WHAT THE TASK ASKS —
Repeat the listing that follows, character for character, minus the pictures.

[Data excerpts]
= = = =

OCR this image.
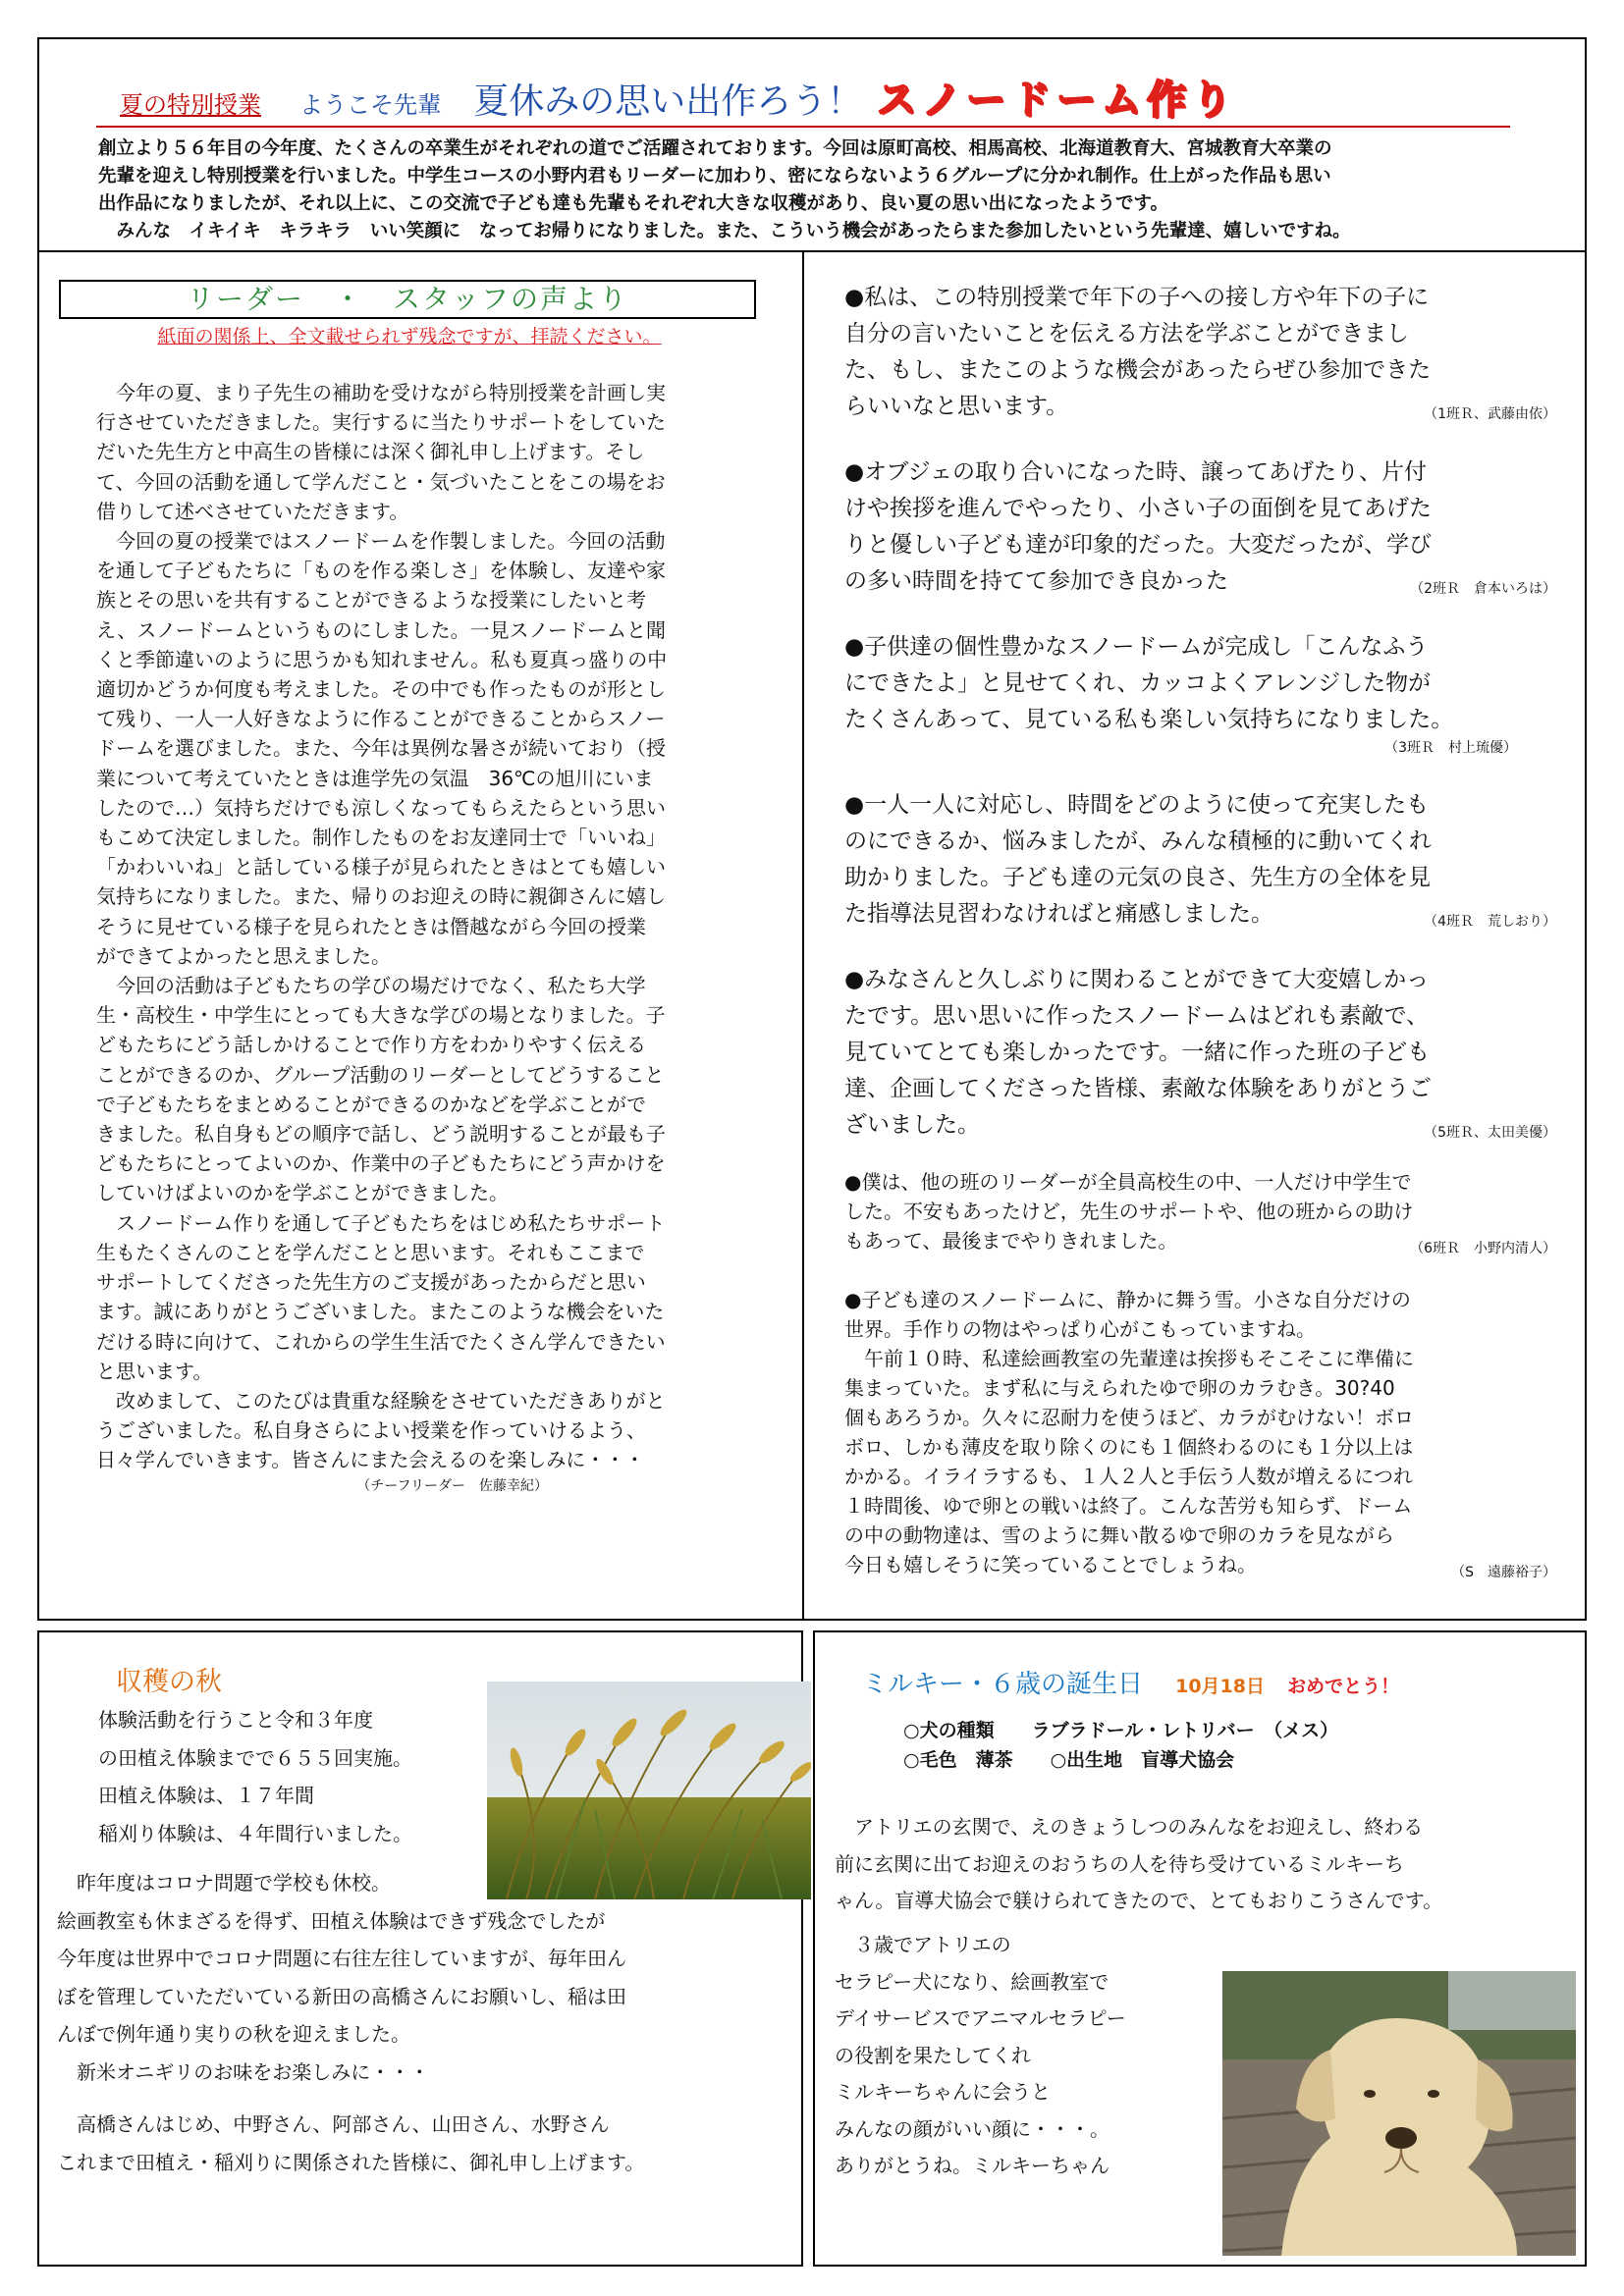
夏の特別授業 ようこそ先輩 夏休みの思い出作ろう！ スノードーム作り

創立より５６年目の今年度、たくさんの卒業生がそれぞれの道でご活躍されております。今回は原町高校、相馬高校、北海道教育大、宮城教育大卒業の

先輩を迎えし特別授業を行いました。中学生コースの小野内君もリーダーに加わり、密にならないよう６グループに分かれ制作。仕上がった作品も思い

出作品になりましたが、それ以上に、この交流で子ども達も先輩もそれぞれ大きな収穫があり、良い夏の思い出になったようです。

　みんな　イキイキ　キラキラ　いい笑顔に　なってお帰りになりました。また、こういう機会があったらまた参加したいという先輩達、嬉しいですね。

リーダー　・　スタッフの声より
紙面の関係上、全文載せられず残念ですが、拝読ください。

　今年の夏、まり子先生の補助を受けながら特別授業を計画し実

行させていただきました。実行するに当たりサポートをしていた

だいた先生方と中高生の皆様には深く御礼申し上げます。そし

て、今回の活動を通して学んだこと・気づいたことをこの場をお

借りして述べさせていただきます。

　今回の夏の授業ではスノードームを作製しました。今回の活動

を通して子どもたちに「ものを作る楽しさ」を体験し、友達や家

族とその思いを共有することができるような授業にしたいと考

え、スノードームというものにしました。一見スノードームと聞

くと季節違いのように思うかも知れません。私も夏真っ盛りの中

適切かどうか何度も考えました。その中でも作ったものが形とし

て残り、一人一人好きなように作ることができることからスノー

ドームを選びました。また、今年は異例な暑さが続いており（授

業について考えていたときは進学先の気温　36℃の旭川にいま

したので…）気持ちだけでも涼しくなってもらえたらという思い

もこめて決定しました。制作したものをお友達同士で「いいね」

「かわいいね」と話している様子が見られたときはとても嬉しい

気持ちになりました。また、帰りのお迎えの時に親御さんに嬉し

そうに見せている様子を見られたときは僭越ながら今回の授業

ができてよかったと思えました。

　今回の活動は子どもたちの学びの場だけでなく、私たち大学

生・高校生・中学生にとっても大きな学びの場となりました。子

どもたちにどう話しかけることで作り方をわかりやすく伝える

ことができるのか、グループ活動のリーダーとしてどうすること

で子どもたちをまとめることができるのかなどを学ぶことがで

きました。私自身もどの順序で話し、どう説明することが最も子

どもたちにとってよいのか、作業中の子どもたちにどう声かけを

していけばよいのかを学ぶことができました。

　スノードーム作りを通して子どもたちをはじめ私たちサポート

生もたくさんのことを学んだことと思います。それもここまで

サポートしてくださった先生方のご支援があったからだと思い

ます。誠にありがとうございました。またこのような機会をいた

だける時に向けて、これからの学生生活でたくさん学んできたい

と思います。

　改めまして、このたびは貴重な経験をさせていただきありがと

うございました。私自身さらによい授業を作っていけるよう、

日々学んでいきます。皆さんにまた会えるのを楽しみに・・・

（チーフリーダー　佐藤幸紀）

●私は、この特別授業で年下の子への接し方や年下の子に

自分の言いたいことを伝える方法を学ぶことができまし

た、もし、またこのような機会があったらぜひ参加できた

らいいなと思います。	（1班Ｒ、武藤由依）

●オブジェの取り合いになった時、譲ってあげたり、片付

けや挨拶を進んでやったり、小さい子の面倒を見てあげた

りと優しい子ども達が印象的だった。大変だったが、学び

の多い時間を持てて参加でき良かった	（2班Ｒ　倉本いろは）

●子供達の個性豊かなスノードームが完成し「こんなふう

にできたよ」と見せてくれ、カッコよくアレンジした物が

たくさんあって、見ている私も楽しい気持ちになりました。

（3班Ｒ　村上琉優）

●一人一人に対応し、時間をどのように使って充実したも

のにできるか、悩みましたが、みんな積極的に動いてくれ

助かりました。子ども達の元気の良さ、先生方の全体を見

た指導法見習わなければと痛感しました。	（4班Ｒ　荒しおり）

●みなさんと久しぶりに関わることができて大変嬉しかっ

たです。思い思いに作ったスノードームはどれも素敵で、

見ていてとても楽しかったです。一緒に作った班の子ども

達、企画してくださった皆様、素敵な体験をありがとうご

ざいました。	（5班Ｒ、太田美優）

●僕は、他の班のリーダーが全員高校生の中、一人だけ中学生で

した。不安もあったけど，先生のサポートや、他の班からの助け

もあって、最後までやりきれました。	（6班Ｒ　小野内清人）

●子ども達のスノードームに、静かに舞う雪。小さな自分だけの

世界。手作りの物はやっぱり心がこもっていますね。

　午前１０時、私達絵画教室の先輩達は挨拶もそこそこに準備に

集まっていた。まず私に与えられたゆで卵のカラむき。30?40

個もあろうか。久々に忍耐力を使うほど、カラがむけない！ボロ

ボロ、しかも薄皮を取り除くのにも１個終わるのにも１分以上は

かかる。イライラするも、１人２人と手伝う人数が増えるにつれ

１時間後、ゆで卵との戦いは終了。こんな苦労も知らず、ドーム

の中の動物達は、雪のように舞い散るゆで卵のカラを見ながら

今日も嬉しそうに笑っていることでしょうね。	（S　遠藤裕子）

収穫の秋

体験活動を行うこと令和３年度

の田植え体験までで６５５回実施。

田植え体験は、１７年間

稲刈り体験は、４年間行いました。

　昨年度はコロナ問題で学校も休校。

絵画教室も休まざるを得ず、田植え体験はできず残念でしたが

今年度は世界中でコロナ問題に右往左往していますが、毎年田ん

ぼを管理していただいている新田の高橋さんにお願いし、稲は田

んぼで例年通り実りの秋を迎えました。

　新米オニギリのお味をお楽しみに・・・

　高橋さんはじめ、中野さん、阿部さん、山田さん、水野さん

これまで田植え・稲刈りに関係された皆様に、御礼申し上げます。

ミルキー・６歳の誕生日 10月18日 おめでとう！

○犬の種類　　ラブラドール・レトリバー　（メス）

○毛色　薄茶　　○出生地　盲導犬協会

　アトリエの玄関で、えのきょうしつのみんなをお迎えし、終わる

前に玄関に出てお迎えのおうちの人を待ち受けているミルキーち

ゃん。盲導犬協会で躾けられてきたので、とてもおりこうさんです。

　３歳でアトリエの

セラピー犬になり、絵画教室で

デイサービスでアニマルセラピー

の役割を果たしてくれ

ミルキーちゃんに会うと

みんなの顔がいい顔に・・・。

ありがとうね。ミルキーちゃん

= = = =

IN RESPONSE —
OCR this image.
夏の特別授業 ようこそ先輩 夏休みの思い出作ろう！ スノードーム作り

創立より５６年目の今年度、たくさんの卒業生がそれぞれの道でご活躍されております。今回は原町高校、相馬高校、北海道教育大、宮城教育大卒業の

先輩を迎えし特別授業を行いました。中学生コースの小野内君もリーダーに加わり、密にならないよう６グループに分かれ制作。仕上がった作品も思い

出作品になりましたが、それ以上に、この交流で子ども達も先輩もそれぞれ大きな収穫があり、良い夏の思い出になったようです。

　みんな　イキイキ　キラキラ　いい笑顔に　なってお帰りになりました。また、こういう機会があったらまた参加したいという先輩達、嬉しいですね。

リーダー　・　スタッフの声より
紙面の関係上、全文載せられず残念ですが、拝読ください。

　今年の夏、まり子先生の補助を受けながら特別授業を計画し実

行させていただきました。実行するに当たりサポートをしていた

だいた先生方と中高生の皆様には深く御礼申し上げます。そし

て、今回の活動を通して学んだこと・気づいたことをこの場をお

借りして述べさせていただきます。

　今回の夏の授業ではスノードームを作製しました。今回の活動

を通して子どもたちに「ものを作る楽しさ」を体験し、友達や家

族とその思いを共有することができるような授業にしたいと考

え、スノードームというものにしました。一見スノードームと聞

くと季節違いのように思うかも知れません。私も夏真っ盛りの中

適切かどうか何度も考えました。その中でも作ったものが形とし

て残り、一人一人好きなように作ることができることからスノー

ドームを選びました。また、今年は異例な暑さが続いており（授

業について考えていたときは進学先の気温　36℃の旭川にいま

したので…）気持ちだけでも涼しくなってもらえたらという思い

もこめて決定しました。制作したものをお友達同士で「いいね」

「かわいいね」と話している様子が見られたときはとても嬉しい

気持ちになりました。また、帰りのお迎えの時に親御さんに嬉し

そうに見せている様子を見られたときは僭越ながら今回の授業

ができてよかったと思えました。

　今回の活動は子どもたちの学びの場だけでなく、私たち大学

生・高校生・中学生にとっても大きな学びの場となりました。子

どもたちにどう話しかけることで作り方をわかりやすく伝える

ことができるのか、グループ活動のリーダーとしてどうすること

で子どもたちをまとめることができるのかなどを学ぶことがで

きました。私自身もどの順序で話し、どう説明することが最も子

どもたちにとってよいのか、作業中の子どもたちにどう声かけを

していけばよいのかを学ぶことができました。

　スノードーム作りを通して子どもたちをはじめ私たちサポート

生もたくさんのことを学んだことと思います。それもここまで

サポートしてくださった先生方のご支援があったからだと思い

ます。誠にありがとうございました。またこのような機会をいた

だける時に向けて、これからの学生生活でたくさん学んできたい

と思います。

　改めまして、このたびは貴重な経験をさせていただきありがと

うございました。私自身さらによい授業を作っていけるよう、

日々学んでいきます。皆さんにまた会えるのを楽しみに・・・

（チーフリーダー　佐藤幸紀）

●私は、この特別授業で年下の子への接し方や年下の子に

自分の言いたいことを伝える方法を学ぶことができまし

た、もし、またこのような機会があったらぜひ参加できた

らいいなと思います。	（1班Ｒ、武藤由依）

●オブジェの取り合いになった時、譲ってあげたり、片付

けや挨拶を進んでやったり、小さい子の面倒を見てあげた

りと優しい子ども達が印象的だった。大変だったが、学び

の多い時間を持てて参加でき良かった	（2班Ｒ　倉本いろは）

●子供達の個性豊かなスノードームが完成し「こんなふう

にできたよ」と見せてくれ、カッコよくアレンジした物が

たくさんあって、見ている私も楽しい気持ちになりました。

（3班Ｒ　村上琉優）

●一人一人に対応し、時間をどのように使って充実したも

のにできるか、悩みましたが、みんな積極的に動いてくれ

助かりました。子ども達の元気の良さ、先生方の全体を見

た指導法見習わなければと痛感しました。	（4班Ｒ　荒しおり）

●みなさんと久しぶりに関わることができて大変嬉しかっ

たです。思い思いに作ったスノードームはどれも素敵で、

見ていてとても楽しかったです。一緒に作った班の子ども

達、企画してくださった皆様、素敵な体験をありがとうご

ざいました。	（5班Ｒ、太田美優）

●僕は、他の班のリーダーが全員高校生の中、一人だけ中学生で

した。不安もあったけど，先生のサポートや、他の班からの助け

もあって、最後までやりきれました。	（6班Ｒ　小野内清人）

●子ども達のスノードームに、静かに舞う雪。小さな自分だけの

世界。手作りの物はやっぱり心がこもっていますね。

　午前１０時、私達絵画教室の先輩達は挨拶もそこそこに準備に

集まっていた。まず私に与えられたゆで卵のカラむき。30?40

個もあろうか。久々に忍耐力を使うほど、カラがむけない！ボロ

ボロ、しかも薄皮を取り除くのにも１個終わるのにも１分以上は

かかる。イライラするも、１人２人と手伝う人数が増えるにつれ

１時間後、ゆで卵との戦いは終了。こんな苦労も知らず、ドーム

の中の動物達は、雪のように舞い散るゆで卵のカラを見ながら

今日も嬉しそうに笑っていることでしょうね。	（S　遠藤裕子）

収穫の秋

体験活動を行うこと令和３年度

の田植え体験までで６５５回実施。

田植え体験は、１７年間

稲刈り体験は、４年間行いました。

　昨年度はコロナ問題で学校も休校。

絵画教室も休まざるを得ず、田植え体験はできず残念でしたが

今年度は世界中でコロナ問題に右往左往していますが、毎年田ん

ぼを管理していただいている新田の高橋さんにお願いし、稲は田

んぼで例年通り実りの秋を迎えました。

　新米オニギリのお味をお楽しみに・・・

　高橋さんはじめ、中野さん、阿部さん、山田さん、水野さん

これまで田植え・稲刈りに関係された皆様に、御礼申し上げます。

ミルキー・６歳の誕生日 10月18日 おめでとう！

○犬の種類　　ラブラドール・レトリバー　（メス）

○毛色　薄茶　　○出生地　盲導犬協会

　アトリエの玄関で、えのきょうしつのみんなをお迎えし、終わる

前に玄関に出てお迎えのおうちの人を待ち受けているミルキーち

ゃん。盲導犬協会で躾けられてきたので、とてもおりこうさんです。

　３歳でアトリエの

セラピー犬になり、絵画教室で

デイサービスでアニマルセラピー

の役割を果たしてくれ

ミルキーちゃんに会うと

みんなの顔がいい顔に・・・。

ありがとうね。ミルキーちゃん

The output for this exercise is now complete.